» **Source records**:
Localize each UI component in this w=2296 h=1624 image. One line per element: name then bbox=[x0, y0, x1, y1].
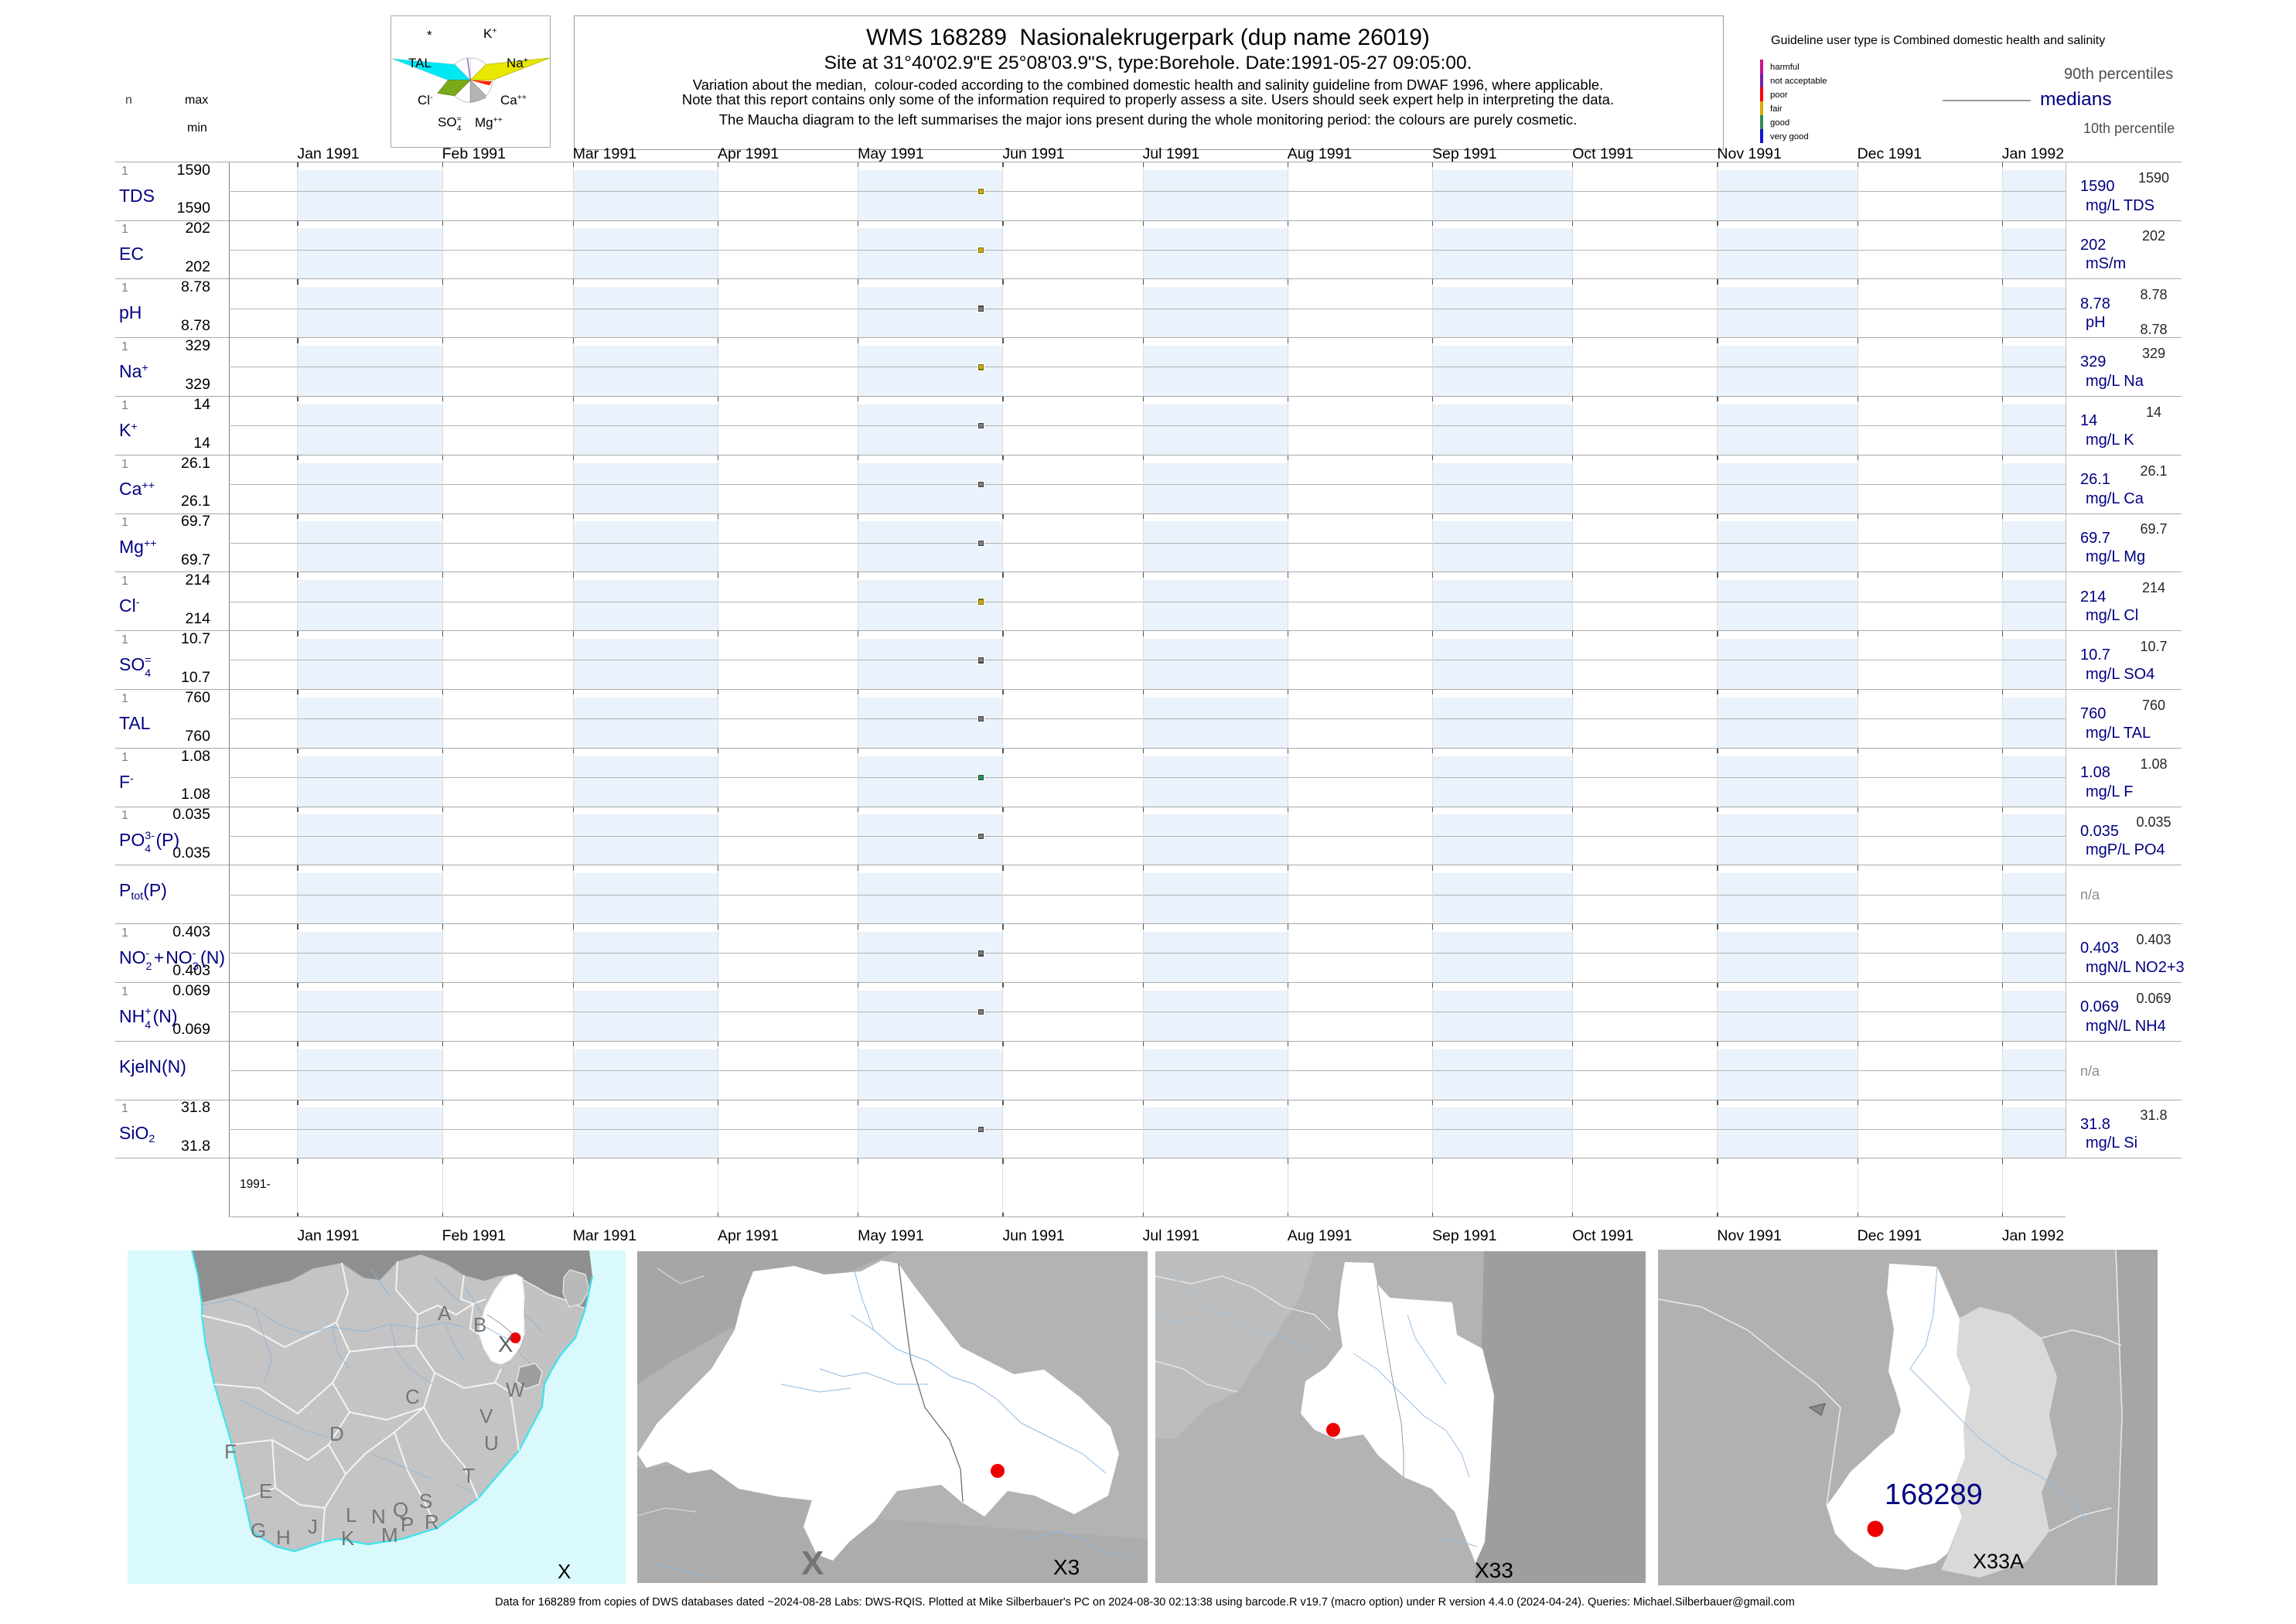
svg-text:X3: X3 bbox=[1053, 1555, 1080, 1579]
svg-text:E: E bbox=[259, 1479, 272, 1503]
svg-text:T: T bbox=[462, 1464, 475, 1487]
svg-text:X33A: X33A bbox=[1973, 1550, 2024, 1573]
svg-text:R: R bbox=[425, 1510, 439, 1534]
svg-text:C: C bbox=[405, 1385, 420, 1408]
svg-text:S: S bbox=[419, 1489, 432, 1513]
svg-text:168289: 168289 bbox=[1885, 1479, 1983, 1511]
svg-text:D: D bbox=[329, 1422, 344, 1445]
svg-text:P: P bbox=[401, 1513, 414, 1536]
svg-text:B: B bbox=[473, 1313, 486, 1336]
svg-text:X33: X33 bbox=[1475, 1558, 1513, 1582]
svg-text:Q: Q bbox=[393, 1498, 408, 1521]
svg-text:W: W bbox=[506, 1378, 525, 1401]
svg-text:F: F bbox=[224, 1440, 237, 1463]
svg-text:L: L bbox=[346, 1503, 357, 1527]
svg-text:M: M bbox=[381, 1523, 398, 1547]
svg-text:H: H bbox=[276, 1526, 291, 1549]
svg-text:V: V bbox=[479, 1404, 493, 1428]
svg-text:G: G bbox=[251, 1519, 266, 1542]
svg-text:X: X bbox=[801, 1544, 824, 1582]
svg-text:U: U bbox=[484, 1431, 499, 1455]
svg-text:A: A bbox=[438, 1302, 452, 1325]
svg-text:N: N bbox=[371, 1505, 386, 1528]
svg-text:X: X bbox=[498, 1332, 513, 1357]
svg-text:K: K bbox=[341, 1527, 355, 1550]
svg-text:J: J bbox=[308, 1515, 318, 1538]
svg-text:X: X bbox=[558, 1560, 571, 1583]
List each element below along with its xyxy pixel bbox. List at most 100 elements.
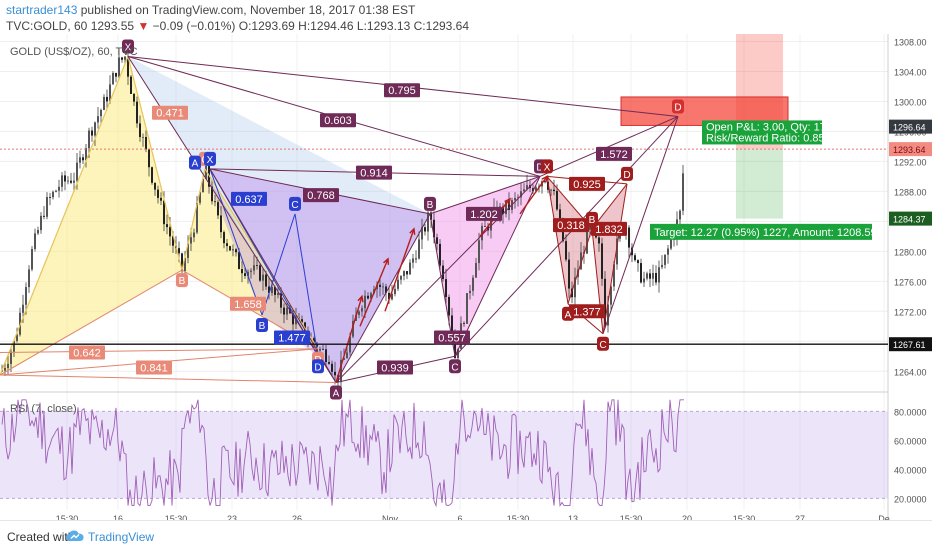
candle-body (157, 189, 159, 198)
candle-body (109, 84, 111, 102)
candle-body (322, 348, 324, 350)
candle-body (361, 308, 363, 312)
candle-body (70, 180, 72, 183)
candle-body (502, 206, 504, 215)
candle-body (205, 165, 207, 179)
candle-body (514, 198, 516, 201)
candle-body (412, 258, 414, 263)
candle-body (268, 286, 270, 293)
ratio-label: 0.939 (381, 363, 409, 375)
candle-body (646, 273, 648, 279)
point-marker-label: B (259, 321, 266, 332)
created-with-text: Created with (7, 530, 75, 544)
point-marker-bg (621, 166, 633, 181)
point-marker-label: B (589, 215, 596, 226)
candle-body (670, 239, 672, 249)
candle-body (658, 267, 660, 283)
ratio-label-bg (466, 206, 502, 221)
candle-body (451, 315, 453, 339)
rsi-tick-label: 40.0000 (894, 465, 927, 475)
time-tick-label: 26 (292, 514, 302, 520)
ratio-label: 0.471 (156, 108, 184, 120)
high-label: H: (298, 19, 311, 33)
yellow-leg (127, 56, 183, 271)
ratio-label: 1.832 (595, 224, 623, 236)
time-tick-label: Nov (382, 514, 399, 520)
price-axis-marker (889, 119, 932, 134)
point-marker-bg (586, 211, 598, 226)
pattern-point-labels: BCDXABCDXABCDXABCDD (122, 39, 684, 400)
candle-body (106, 96, 108, 102)
candle-body (523, 189, 525, 192)
candle-body (553, 189, 555, 192)
candle-body (550, 189, 552, 191)
candle-body (667, 248, 669, 255)
tradingview-brand[interactable]: TradingView (88, 530, 155, 544)
candle-body (61, 175, 63, 187)
candle-body (217, 202, 219, 216)
bat-leg (294, 213, 319, 357)
candle-body (334, 371, 336, 376)
candle-body (112, 72, 114, 85)
candle-body (280, 293, 282, 308)
time-axis: 15:30 16 15:30 23 26 Nov 6 15:30 13 15:30 20 15:30 2… (56, 514, 890, 520)
ratio-label-bg (320, 113, 356, 128)
candle-body (319, 348, 321, 351)
candle-body (478, 240, 480, 264)
point-marker-bg (597, 336, 609, 351)
candle-body (649, 273, 651, 279)
ratio-labels: 0.471 0.642 1.658 0.841 0.637 1.477 0.603 0.768… (69, 83, 632, 375)
candle-body (433, 219, 435, 238)
candle-body (100, 109, 102, 117)
purple-leg (539, 115, 679, 177)
yellow-triangle-xab (0, 56, 182, 376)
ratio-label: 0.914 (360, 168, 388, 180)
ratio-label-bg (596, 146, 632, 161)
candle-body (640, 263, 642, 283)
candle-body (547, 181, 549, 190)
symbol-label: TVC:GOLD, 60 (6, 19, 88, 33)
ratio-label: 0.925 (573, 179, 601, 191)
candle-body (445, 279, 447, 298)
candle-body (151, 167, 153, 183)
take-profit-zone (736, 149, 783, 219)
candle-body (169, 227, 171, 237)
point-marker-bg (122, 39, 134, 54)
time-tick-label: 16 (113, 514, 123, 520)
yellow-leg (0, 269, 183, 376)
candle-body (517, 197, 519, 199)
open-label: O: (238, 19, 252, 33)
candle-body (121, 57, 123, 60)
candle-body (682, 173, 684, 211)
candle-body (340, 359, 342, 383)
point-marker-label: D (674, 102, 681, 113)
tradingview-cloud-icon (66, 530, 84, 541)
point-marker-label: C (599, 340, 606, 351)
price-axis: 1308.001304.001300.001296.001292.001288.… (889, 37, 932, 377)
price-tick-label: 1300.00 (894, 97, 927, 107)
candle-body (418, 239, 420, 259)
price-tick-label: 1280.00 (894, 247, 927, 257)
candle-body (10, 351, 12, 364)
candle-body (274, 287, 276, 295)
chart-title: GOLD (US$/OZ), 60, TVC (10, 46, 138, 58)
candle-body (172, 236, 174, 246)
open-value: 1293.69 (251, 19, 295, 33)
open-pnl-box (702, 120, 822, 145)
point-marker-label: D (536, 162, 543, 173)
candle-body (235, 249, 237, 253)
candle-body (400, 276, 402, 280)
candle-body (283, 307, 285, 315)
time-tick-label: 15:30 (56, 514, 79, 520)
price-chart[interactable]: 0.471 0.642 1.658 0.841 0.637 1.477 0.603 0.768… (0, 34, 932, 520)
candle-body (79, 157, 81, 163)
rsi-label: RSI (7, close) (10, 403, 77, 415)
candle-body (82, 157, 84, 161)
ratio-label-bg (434, 330, 470, 345)
candle-body (145, 136, 147, 150)
candle-body (166, 224, 168, 228)
candle-body (52, 191, 54, 198)
candle-body (241, 269, 243, 274)
publisher-link[interactable]: startrader143 (6, 3, 78, 17)
impulse-arrow-head (541, 175, 548, 183)
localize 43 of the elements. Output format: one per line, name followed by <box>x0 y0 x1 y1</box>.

» **The task**:
Please rewrite all the records with "Output format" substituted by "Response format" and everything else unchanged. Leave the pictures out.

» **Response to this task**:
Localize each UI component in this w=2296 h=1624 image. One line per element: name then bbox=[x0, y0, x1, y1].
svg-text:X3: X3 bbox=[1053, 1555, 1080, 1579]
svg-text:E: E bbox=[259, 1479, 272, 1503]
svg-text:T: T bbox=[462, 1464, 475, 1487]
svg-text:X33A: X33A bbox=[1973, 1550, 2024, 1573]
svg-text:R: R bbox=[425, 1510, 439, 1534]
svg-text:C: C bbox=[405, 1385, 420, 1408]
svg-text:S: S bbox=[419, 1489, 432, 1513]
svg-text:168289: 168289 bbox=[1885, 1479, 1983, 1511]
svg-text:D: D bbox=[329, 1422, 344, 1445]
svg-text:P: P bbox=[401, 1513, 414, 1536]
svg-text:B: B bbox=[473, 1313, 486, 1336]
svg-text:X33: X33 bbox=[1475, 1558, 1513, 1582]
svg-text:Q: Q bbox=[393, 1498, 408, 1521]
svg-text:W: W bbox=[506, 1378, 525, 1401]
svg-text:F: F bbox=[224, 1440, 237, 1463]
svg-text:L: L bbox=[346, 1503, 357, 1527]
svg-text:M: M bbox=[381, 1523, 398, 1547]
svg-text:H: H bbox=[276, 1526, 291, 1549]
svg-text:V: V bbox=[479, 1404, 493, 1428]
svg-text:G: G bbox=[251, 1519, 266, 1542]
svg-text:X: X bbox=[801, 1544, 824, 1582]
svg-text:U: U bbox=[484, 1431, 499, 1455]
svg-text:A: A bbox=[438, 1302, 452, 1325]
svg-text:N: N bbox=[371, 1505, 386, 1528]
svg-text:X: X bbox=[498, 1332, 513, 1357]
svg-text:K: K bbox=[341, 1527, 355, 1550]
svg-text:J: J bbox=[308, 1515, 318, 1538]
svg-text:X: X bbox=[558, 1560, 571, 1583]
List each element below along with its xyxy pixel bbox. List at most 100 elements.
candle-body (157, 189, 159, 198)
candle-body (109, 84, 111, 102)
candle-body (322, 348, 324, 350)
candle-body (361, 308, 363, 312)
candle-body (70, 180, 72, 183)
candle-body (502, 206, 504, 215)
candle-body (205, 165, 207, 179)
candle-body (514, 198, 516, 201)
candle-body (412, 258, 414, 263)
candle-body (268, 286, 270, 293)
ratio-label: 0.939 (381, 363, 409, 375)
candle-body (646, 273, 648, 279)
point-marker-label: B (259, 321, 266, 332)
created-with-text: Created with (7, 530, 75, 544)
point-marker-bg (621, 166, 633, 181)
point-marker-label: B (589, 215, 596, 226)
candle-body (670, 239, 672, 249)
candle-body (658, 267, 660, 283)
ratio-label-bg (466, 206, 502, 221)
candle-body (451, 315, 453, 339)
rsi-tick-label: 40.0000 (894, 465, 927, 475)
time-tick-label: 26 (292, 514, 302, 520)
ratio-label: 0.471 (156, 108, 184, 120)
high-label: H: (298, 19, 311, 33)
yellow-leg (127, 56, 183, 271)
ratio-label: 1.832 (595, 224, 623, 236)
time-tick-label: Nov (382, 514, 399, 520)
price-axis-marker (889, 119, 932, 134)
point-marker-bg (586, 211, 598, 226)
pattern-point-labels: BCDXABCDXABCDXABCDD (122, 39, 684, 400)
candle-body (106, 96, 108, 102)
candle-body (523, 189, 525, 192)
candle-body (553, 189, 555, 192)
candle-body (550, 189, 552, 191)
candle-body (667, 248, 669, 255)
tradingview-brand[interactable]: TradingView (88, 530, 155, 544)
candle-body (61, 175, 63, 187)
candle-body (217, 202, 219, 216)
bat-leg (294, 213, 319, 357)
candle-body (334, 371, 336, 376)
candle-body (112, 72, 114, 85)
candle-body (280, 293, 282, 308)
time-axis: 15:30 16 15:30 23 26 Nov 6 15:30 13 15:30 20 15:30 2… (56, 514, 890, 520)
ratio-label-bg (320, 113, 356, 128)
candle-body (319, 348, 321, 351)
candle-body (478, 240, 480, 264)
point-marker-bg (597, 336, 609, 351)
candle-body (649, 273, 651, 279)
ratio-labels: 0.471 0.642 1.658 0.841 0.637 1.477 0.603 0.768… (69, 83, 632, 375)
candle-body (433, 219, 435, 238)
candle-body (100, 109, 102, 117)
purple-leg (539, 115, 679, 177)
yellow-triangle-xab (0, 56, 182, 376)
ratio-label: 0.914 (360, 168, 388, 180)
ratio-label-bg (596, 146, 632, 161)
candle-body (640, 263, 642, 283)
candle-body (547, 181, 549, 190)
symbol-label: TVC:GOLD, 60 (6, 19, 88, 33)
ratio-label: 0.925 (573, 179, 601, 191)
candle-body (445, 279, 447, 298)
candle-body (151, 167, 153, 183)
take-profit-zone (736, 149, 783, 219)
candle-body (169, 227, 171, 237)
point-marker-bg (122, 39, 134, 54)
time-tick-label: 16 (113, 514, 123, 520)
yellow-leg (0, 269, 183, 376)
candle-body (517, 197, 519, 199)
open-label: O: (238, 19, 252, 33)
candle-body (121, 57, 123, 60)
candle-body (682, 173, 684, 211)
candle-body (340, 359, 342, 383)
point-marker-label: D (674, 102, 681, 113)
tradingview-cloud-icon (66, 530, 84, 541)
point-marker-label: C (599, 340, 606, 351)
price-axis: 1308.001304.001300.001296.001292.001288.… (889, 37, 932, 377)
price-tick-label: 1300.00 (894, 97, 927, 107)
candle-body (418, 239, 420, 259)
price-tick-label: 1280.00 (894, 247, 927, 257)
candle-body (10, 351, 12, 364)
candle-body (274, 287, 276, 295)
chart-title: GOLD (US$/OZ), 60, TVC (10, 46, 138, 58)
candle-body (172, 236, 174, 246)
open-value: 1293.69 (251, 19, 295, 33)
open-pnl-box (702, 120, 822, 145)
point-marker-label: D (536, 162, 543, 173)
candle-body (235, 249, 237, 253)
candle-body (400, 276, 402, 280)
candle-body (283, 307, 285, 315)
time-tick-label: 15:30 (56, 514, 79, 520)
price-chart[interactable]: 0.471 0.642 1.658 0.841 0.637 1.477 0.603 0.768… (0, 34, 932, 520)
candle-body (79, 157, 81, 163)
rsi-label: RSI (7, close) (10, 403, 77, 415)
candle-body (82, 157, 84, 161)
ratio-label-bg (434, 330, 470, 345)
candle-body (145, 136, 147, 150)
candle-body (166, 224, 168, 228)
candle-body (52, 191, 54, 198)
candle-body (241, 269, 243, 274)
publisher-link[interactable]: startrader143 (6, 3, 78, 17)
impulse-arrow-head (541, 175, 548, 183)
localize 43 of the elements. Response format: one per line, name followed by <box>x0 y0 x1 y1</box>.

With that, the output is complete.